● **Directive**
In the material below, identify each line bearing the word "name". Reproduce those lines.
--
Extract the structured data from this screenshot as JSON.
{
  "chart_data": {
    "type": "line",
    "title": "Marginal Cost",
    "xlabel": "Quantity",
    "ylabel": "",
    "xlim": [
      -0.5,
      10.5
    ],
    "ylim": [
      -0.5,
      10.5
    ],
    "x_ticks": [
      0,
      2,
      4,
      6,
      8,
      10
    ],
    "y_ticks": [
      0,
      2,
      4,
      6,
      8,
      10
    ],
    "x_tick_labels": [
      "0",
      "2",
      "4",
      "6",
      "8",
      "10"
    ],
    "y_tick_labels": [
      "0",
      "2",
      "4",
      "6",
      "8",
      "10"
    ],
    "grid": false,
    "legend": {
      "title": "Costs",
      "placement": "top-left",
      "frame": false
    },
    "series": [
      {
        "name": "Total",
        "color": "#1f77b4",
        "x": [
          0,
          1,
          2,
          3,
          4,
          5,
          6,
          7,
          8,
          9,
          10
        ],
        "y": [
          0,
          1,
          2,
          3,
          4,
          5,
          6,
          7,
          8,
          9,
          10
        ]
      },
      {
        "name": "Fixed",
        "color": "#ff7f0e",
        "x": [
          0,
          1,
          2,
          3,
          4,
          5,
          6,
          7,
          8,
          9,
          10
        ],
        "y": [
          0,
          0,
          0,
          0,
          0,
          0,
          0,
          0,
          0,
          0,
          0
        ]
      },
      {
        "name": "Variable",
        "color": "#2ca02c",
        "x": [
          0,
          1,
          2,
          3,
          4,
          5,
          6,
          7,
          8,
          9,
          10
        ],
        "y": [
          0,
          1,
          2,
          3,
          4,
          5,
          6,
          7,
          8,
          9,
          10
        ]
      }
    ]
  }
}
--
● **Expected answer**
        "name": "Total",
        "name": "Fixed",
        "name": "Variable",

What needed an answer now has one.